Data records ▸

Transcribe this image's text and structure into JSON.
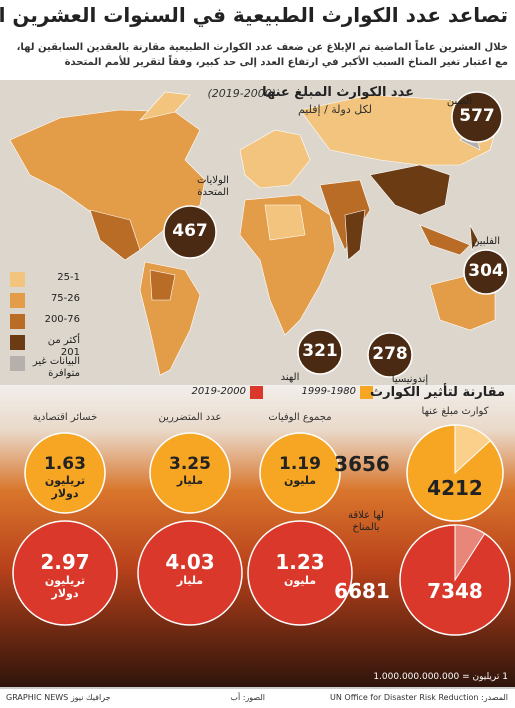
{
  "header": {
    "title": "تصاعد عدد الكوارث الطبيعية في السنوات العشرين الماضية",
    "subtitle": [
      "خلال العشرين عاماً الماضية تم الإبلاغ عن ضعف عدد الكوارث الطبيعية مقارنة بالعقدين السابقين لها،",
      "مع اعتبار تغير المناخ السبب الأكبر في ارتفاع العدد إلى حد كبير، وفقاً لتقرير للأمم المتحدة"
    ]
  },
  "map": {
    "title": "عدد الكوارث المبلغ عنها",
    "period": "(2019-2000)",
    "subtitle": "لكل دولة / إقليم",
    "countries": [
      {
        "name": "الصين",
        "value": 577
      },
      {
        "name": "الولايات المتحدة",
        "value": 467
      },
      {
        "name": "الفلبين",
        "value": 304
      },
      {
        "name": "الهند",
        "value": 321
      },
      {
        "name": "إندونيسيا",
        "value": 278
      }
    ],
    "legend": [
      {
        "label": "25-1",
        "color": "#f3c47e"
      },
      {
        "label": "75-26",
        "color": "#e39c48"
      },
      {
        "label": "200-76",
        "color": "#b96c25"
      },
      {
        "label": "أكثر من 201",
        "color": "#6b3b14"
      },
      {
        "label": "البيانات غير متوافرة",
        "color": "#b5b0ab"
      }
    ]
  },
  "comparison": {
    "title": "مقارنة لتأثير الكوارث",
    "periods": [
      {
        "label": "1999-1980",
        "color": "#f6a623"
      },
      {
        "label": "2019-2000",
        "color": "#d9382b"
      }
    ],
    "metrics": [
      {
        "label": "خسائر اقتصادية",
        "values": [
          1.63,
          2.97
        ],
        "unit": "تريليون دولار"
      },
      {
        "label": "عدد المتضررين",
        "values": [
          3.25,
          4.03
        ],
        "unit": "مليار"
      },
      {
        "label": "مجموع الوفيات",
        "values": [
          1.19,
          1.23
        ],
        "unit": "مليون"
      }
    ],
    "disasters": {
      "label": "كوارث مبلغ عنها",
      "totals": [
        4212,
        7348
      ],
      "climate": [
        3656,
        6681
      ],
      "climate_label": "لها علاقة بالمناخ"
    },
    "footnote": "1 تريليون = 1.000.000.000.000"
  },
  "footer": {
    "source": "المصدر: UN Office for Disaster Risk Reduction",
    "photos": "الصور: أب",
    "brand": "GRAPHIC NEWS جرافيك نيوز"
  }
}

What this task involves ▸
Take every line from the data that contains the word "الماضية".

The result ▸
    "title": "تصاعد عدد الكوارث الطبيعية في السنوات العشرين الماضية",
      "خلال العشرين عاماً الماضية تم الإبلاغ عن ضعف عدد الكوارث الطبيعية مقارنة بالعقدين السابقين لها،",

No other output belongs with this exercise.